* TASK
Gather the lines from the material that contain "Components".

################

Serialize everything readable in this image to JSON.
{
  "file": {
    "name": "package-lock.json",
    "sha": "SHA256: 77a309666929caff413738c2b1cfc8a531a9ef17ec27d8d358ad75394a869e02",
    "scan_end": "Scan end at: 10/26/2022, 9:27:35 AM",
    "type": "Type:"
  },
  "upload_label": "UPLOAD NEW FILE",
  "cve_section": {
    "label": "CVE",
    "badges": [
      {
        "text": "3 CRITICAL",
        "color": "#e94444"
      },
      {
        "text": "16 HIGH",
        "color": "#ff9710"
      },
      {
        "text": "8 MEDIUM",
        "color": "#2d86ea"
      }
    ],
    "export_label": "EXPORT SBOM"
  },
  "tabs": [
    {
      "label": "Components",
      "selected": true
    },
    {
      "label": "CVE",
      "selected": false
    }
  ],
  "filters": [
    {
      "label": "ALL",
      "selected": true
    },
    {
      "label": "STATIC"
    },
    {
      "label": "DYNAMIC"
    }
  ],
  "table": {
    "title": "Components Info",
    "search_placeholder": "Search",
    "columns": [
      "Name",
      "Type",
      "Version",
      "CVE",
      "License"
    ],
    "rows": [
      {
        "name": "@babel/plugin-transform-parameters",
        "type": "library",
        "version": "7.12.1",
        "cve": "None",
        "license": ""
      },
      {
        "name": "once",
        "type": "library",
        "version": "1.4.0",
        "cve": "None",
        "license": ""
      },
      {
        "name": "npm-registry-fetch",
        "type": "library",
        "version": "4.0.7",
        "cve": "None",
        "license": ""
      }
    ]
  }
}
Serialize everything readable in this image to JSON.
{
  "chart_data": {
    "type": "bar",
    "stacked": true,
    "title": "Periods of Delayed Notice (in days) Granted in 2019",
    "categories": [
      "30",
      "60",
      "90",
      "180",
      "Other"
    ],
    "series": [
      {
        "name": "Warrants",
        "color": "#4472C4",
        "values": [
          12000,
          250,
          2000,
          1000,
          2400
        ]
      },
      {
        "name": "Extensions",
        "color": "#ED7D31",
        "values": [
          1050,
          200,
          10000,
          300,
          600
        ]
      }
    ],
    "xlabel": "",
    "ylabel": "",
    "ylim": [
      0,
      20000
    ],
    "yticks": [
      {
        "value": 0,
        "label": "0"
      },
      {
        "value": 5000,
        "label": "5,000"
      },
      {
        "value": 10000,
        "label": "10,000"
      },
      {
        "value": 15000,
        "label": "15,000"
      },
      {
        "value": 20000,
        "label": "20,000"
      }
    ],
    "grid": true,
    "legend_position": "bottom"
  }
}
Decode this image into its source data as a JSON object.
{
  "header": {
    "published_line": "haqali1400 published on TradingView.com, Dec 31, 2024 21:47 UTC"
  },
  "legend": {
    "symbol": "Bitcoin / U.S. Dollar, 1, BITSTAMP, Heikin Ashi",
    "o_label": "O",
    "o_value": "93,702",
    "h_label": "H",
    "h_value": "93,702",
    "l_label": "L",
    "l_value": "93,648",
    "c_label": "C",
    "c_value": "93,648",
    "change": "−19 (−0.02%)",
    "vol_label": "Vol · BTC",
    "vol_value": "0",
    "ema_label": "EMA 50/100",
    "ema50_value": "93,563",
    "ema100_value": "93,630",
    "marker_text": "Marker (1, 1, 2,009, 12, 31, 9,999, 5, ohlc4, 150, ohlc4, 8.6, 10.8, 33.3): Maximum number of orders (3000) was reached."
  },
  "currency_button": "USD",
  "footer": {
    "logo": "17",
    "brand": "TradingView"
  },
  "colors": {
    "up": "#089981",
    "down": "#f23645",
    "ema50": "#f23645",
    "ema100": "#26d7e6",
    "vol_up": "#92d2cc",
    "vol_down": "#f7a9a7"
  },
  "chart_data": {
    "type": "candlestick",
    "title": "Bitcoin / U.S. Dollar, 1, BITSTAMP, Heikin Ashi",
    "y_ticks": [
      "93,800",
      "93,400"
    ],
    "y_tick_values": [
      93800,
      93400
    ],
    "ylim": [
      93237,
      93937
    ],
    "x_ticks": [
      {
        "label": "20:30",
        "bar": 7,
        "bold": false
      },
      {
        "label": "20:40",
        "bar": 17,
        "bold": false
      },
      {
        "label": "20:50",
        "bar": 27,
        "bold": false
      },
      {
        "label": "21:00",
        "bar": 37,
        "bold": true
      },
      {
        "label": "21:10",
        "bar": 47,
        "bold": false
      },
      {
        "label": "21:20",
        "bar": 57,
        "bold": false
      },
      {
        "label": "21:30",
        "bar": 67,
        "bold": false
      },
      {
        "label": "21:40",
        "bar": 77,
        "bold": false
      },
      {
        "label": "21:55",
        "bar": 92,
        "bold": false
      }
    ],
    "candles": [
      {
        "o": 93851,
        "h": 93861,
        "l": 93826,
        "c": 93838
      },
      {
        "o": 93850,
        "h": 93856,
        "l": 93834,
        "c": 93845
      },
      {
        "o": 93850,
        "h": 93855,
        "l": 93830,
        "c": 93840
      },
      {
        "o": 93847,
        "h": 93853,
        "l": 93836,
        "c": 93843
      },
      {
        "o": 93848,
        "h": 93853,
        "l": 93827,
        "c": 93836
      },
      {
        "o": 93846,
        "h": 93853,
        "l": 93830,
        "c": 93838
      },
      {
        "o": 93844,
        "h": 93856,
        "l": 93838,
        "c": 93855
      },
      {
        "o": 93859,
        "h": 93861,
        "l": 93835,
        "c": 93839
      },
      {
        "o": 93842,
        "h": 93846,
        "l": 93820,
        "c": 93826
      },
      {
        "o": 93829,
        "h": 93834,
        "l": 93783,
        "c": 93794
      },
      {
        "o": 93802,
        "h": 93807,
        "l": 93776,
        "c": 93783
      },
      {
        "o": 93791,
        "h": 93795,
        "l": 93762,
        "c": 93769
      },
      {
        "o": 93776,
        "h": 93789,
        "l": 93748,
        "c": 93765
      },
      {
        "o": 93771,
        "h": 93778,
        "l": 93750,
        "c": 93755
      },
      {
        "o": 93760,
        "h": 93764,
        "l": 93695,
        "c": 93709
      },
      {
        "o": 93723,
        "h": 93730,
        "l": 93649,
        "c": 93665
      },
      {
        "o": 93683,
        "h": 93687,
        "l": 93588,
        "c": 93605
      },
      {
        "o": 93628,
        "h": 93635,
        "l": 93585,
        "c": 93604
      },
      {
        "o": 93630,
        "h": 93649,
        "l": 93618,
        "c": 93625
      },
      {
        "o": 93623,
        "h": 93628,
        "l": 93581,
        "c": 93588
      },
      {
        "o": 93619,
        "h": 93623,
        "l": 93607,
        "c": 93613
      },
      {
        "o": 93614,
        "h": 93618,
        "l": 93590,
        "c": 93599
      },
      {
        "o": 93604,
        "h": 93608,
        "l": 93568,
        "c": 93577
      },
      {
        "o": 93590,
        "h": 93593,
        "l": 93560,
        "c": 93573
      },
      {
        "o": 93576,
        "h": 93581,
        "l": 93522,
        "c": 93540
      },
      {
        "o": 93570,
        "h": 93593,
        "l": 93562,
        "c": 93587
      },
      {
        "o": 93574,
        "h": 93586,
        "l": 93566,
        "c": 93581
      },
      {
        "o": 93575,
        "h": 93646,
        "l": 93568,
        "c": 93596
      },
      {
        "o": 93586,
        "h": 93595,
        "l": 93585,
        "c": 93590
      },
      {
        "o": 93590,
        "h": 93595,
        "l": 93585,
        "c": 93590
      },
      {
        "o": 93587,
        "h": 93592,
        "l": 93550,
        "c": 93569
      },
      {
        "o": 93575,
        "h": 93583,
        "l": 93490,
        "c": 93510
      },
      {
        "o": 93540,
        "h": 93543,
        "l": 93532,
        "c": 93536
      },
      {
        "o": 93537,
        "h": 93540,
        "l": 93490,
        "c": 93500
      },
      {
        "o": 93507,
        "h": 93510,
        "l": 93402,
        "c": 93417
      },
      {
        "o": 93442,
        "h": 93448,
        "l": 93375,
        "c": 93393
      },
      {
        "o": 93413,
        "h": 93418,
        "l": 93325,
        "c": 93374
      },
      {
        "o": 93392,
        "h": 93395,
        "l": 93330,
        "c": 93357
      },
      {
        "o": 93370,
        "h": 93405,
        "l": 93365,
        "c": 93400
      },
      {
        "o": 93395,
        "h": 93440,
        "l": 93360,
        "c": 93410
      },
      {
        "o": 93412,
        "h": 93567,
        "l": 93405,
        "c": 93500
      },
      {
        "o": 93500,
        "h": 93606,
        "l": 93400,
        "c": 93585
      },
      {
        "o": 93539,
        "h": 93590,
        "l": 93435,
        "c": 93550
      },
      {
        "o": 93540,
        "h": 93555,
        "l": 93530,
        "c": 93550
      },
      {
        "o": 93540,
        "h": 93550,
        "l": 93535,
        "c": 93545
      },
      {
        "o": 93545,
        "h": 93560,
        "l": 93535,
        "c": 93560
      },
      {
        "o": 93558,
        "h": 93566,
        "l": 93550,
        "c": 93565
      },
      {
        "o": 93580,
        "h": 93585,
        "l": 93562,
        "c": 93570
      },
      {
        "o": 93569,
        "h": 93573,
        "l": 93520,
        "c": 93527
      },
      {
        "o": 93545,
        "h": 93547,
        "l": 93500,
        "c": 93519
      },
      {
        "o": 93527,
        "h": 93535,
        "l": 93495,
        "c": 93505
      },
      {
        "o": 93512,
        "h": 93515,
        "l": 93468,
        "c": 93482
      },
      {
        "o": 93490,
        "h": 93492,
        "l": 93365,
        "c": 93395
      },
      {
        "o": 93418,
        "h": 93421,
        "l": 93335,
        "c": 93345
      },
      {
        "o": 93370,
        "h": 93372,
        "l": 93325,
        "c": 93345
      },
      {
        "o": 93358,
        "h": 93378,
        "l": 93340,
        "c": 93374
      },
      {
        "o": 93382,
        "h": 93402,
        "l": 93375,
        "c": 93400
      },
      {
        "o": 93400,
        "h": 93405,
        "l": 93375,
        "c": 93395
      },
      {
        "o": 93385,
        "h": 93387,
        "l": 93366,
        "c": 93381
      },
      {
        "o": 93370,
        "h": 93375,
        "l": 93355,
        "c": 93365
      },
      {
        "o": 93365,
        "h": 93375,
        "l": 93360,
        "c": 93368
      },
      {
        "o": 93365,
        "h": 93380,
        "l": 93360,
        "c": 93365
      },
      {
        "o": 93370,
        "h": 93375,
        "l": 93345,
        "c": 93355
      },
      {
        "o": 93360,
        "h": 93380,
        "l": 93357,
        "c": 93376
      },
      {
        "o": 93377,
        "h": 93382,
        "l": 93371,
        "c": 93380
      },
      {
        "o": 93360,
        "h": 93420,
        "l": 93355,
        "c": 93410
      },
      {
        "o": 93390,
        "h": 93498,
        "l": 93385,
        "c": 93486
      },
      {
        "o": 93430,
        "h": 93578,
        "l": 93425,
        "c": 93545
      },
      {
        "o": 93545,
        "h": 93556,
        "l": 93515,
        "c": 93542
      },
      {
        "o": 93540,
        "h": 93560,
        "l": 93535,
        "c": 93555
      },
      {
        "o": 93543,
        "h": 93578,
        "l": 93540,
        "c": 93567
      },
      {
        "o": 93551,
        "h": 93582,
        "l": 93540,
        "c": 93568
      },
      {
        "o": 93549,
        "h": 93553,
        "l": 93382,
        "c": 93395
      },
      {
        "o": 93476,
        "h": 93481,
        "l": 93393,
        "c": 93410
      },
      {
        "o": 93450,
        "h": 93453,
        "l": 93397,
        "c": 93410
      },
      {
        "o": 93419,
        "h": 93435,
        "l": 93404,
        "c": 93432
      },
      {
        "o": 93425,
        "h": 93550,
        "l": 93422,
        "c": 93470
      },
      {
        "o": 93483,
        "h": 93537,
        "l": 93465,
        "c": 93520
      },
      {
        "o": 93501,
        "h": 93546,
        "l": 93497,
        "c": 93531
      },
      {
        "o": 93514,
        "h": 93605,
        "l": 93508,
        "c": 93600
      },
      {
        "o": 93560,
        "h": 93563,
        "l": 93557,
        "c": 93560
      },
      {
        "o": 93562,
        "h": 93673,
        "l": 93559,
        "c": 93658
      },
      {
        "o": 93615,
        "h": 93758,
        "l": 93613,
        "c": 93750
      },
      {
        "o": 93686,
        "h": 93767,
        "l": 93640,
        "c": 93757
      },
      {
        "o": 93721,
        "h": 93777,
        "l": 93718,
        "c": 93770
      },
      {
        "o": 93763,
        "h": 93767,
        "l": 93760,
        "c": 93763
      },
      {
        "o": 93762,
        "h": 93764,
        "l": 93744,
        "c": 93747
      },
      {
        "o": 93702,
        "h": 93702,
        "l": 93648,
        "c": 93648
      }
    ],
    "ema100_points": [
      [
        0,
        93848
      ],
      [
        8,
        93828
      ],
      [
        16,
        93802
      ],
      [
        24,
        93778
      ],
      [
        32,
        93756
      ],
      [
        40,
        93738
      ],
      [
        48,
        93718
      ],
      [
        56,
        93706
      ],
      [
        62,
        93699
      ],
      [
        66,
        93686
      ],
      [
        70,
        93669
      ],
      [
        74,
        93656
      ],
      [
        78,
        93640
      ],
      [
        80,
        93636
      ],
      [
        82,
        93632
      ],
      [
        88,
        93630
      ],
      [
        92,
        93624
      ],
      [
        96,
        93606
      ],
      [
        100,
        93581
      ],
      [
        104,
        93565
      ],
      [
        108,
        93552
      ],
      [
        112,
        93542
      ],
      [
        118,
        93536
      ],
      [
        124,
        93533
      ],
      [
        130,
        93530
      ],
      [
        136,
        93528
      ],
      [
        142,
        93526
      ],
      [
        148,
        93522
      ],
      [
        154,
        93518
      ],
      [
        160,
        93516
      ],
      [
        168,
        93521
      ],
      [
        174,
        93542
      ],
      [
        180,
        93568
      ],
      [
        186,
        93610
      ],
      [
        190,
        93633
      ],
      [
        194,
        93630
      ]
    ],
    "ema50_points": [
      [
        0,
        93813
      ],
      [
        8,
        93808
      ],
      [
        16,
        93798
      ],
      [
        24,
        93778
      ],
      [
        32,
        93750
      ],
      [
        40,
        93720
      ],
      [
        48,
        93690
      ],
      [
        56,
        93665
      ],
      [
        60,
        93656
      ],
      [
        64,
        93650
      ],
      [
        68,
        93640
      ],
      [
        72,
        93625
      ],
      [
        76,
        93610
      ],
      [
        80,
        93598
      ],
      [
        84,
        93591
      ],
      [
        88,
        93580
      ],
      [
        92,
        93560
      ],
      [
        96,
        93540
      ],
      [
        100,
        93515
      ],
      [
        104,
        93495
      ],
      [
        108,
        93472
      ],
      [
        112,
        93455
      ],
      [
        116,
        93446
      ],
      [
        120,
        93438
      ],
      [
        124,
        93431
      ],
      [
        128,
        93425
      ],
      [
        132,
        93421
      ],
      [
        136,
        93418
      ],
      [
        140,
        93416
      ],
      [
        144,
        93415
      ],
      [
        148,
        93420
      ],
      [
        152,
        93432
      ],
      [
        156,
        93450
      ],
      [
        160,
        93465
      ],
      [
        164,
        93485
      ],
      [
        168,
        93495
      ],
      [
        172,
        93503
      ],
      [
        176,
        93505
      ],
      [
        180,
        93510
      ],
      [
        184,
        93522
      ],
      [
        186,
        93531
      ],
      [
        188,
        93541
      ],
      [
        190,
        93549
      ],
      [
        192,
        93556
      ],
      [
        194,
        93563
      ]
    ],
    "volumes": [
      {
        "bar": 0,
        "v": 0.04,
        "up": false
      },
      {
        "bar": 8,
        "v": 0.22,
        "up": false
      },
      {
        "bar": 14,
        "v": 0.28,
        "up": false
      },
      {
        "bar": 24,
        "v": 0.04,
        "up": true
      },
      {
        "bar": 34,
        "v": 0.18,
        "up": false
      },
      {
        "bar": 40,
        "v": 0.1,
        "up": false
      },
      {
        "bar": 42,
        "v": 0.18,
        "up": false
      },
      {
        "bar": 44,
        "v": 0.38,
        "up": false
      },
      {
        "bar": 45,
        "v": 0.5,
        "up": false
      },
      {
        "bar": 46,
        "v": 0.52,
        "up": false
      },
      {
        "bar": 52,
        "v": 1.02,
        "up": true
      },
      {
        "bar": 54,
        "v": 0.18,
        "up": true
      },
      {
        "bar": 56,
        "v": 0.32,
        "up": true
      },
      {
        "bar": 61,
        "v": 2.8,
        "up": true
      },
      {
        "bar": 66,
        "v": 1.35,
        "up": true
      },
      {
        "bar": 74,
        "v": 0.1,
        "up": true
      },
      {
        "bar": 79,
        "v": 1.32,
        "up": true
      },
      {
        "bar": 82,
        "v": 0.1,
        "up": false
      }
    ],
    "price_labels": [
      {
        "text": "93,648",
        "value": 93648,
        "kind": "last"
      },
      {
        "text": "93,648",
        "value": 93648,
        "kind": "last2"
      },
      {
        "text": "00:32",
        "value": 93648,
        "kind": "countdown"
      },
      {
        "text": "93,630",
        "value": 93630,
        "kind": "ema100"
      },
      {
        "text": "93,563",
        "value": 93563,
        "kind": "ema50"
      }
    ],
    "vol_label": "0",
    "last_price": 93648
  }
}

################

* FINAL ANSWER
      "label": "Components",
    "title": "Components Info",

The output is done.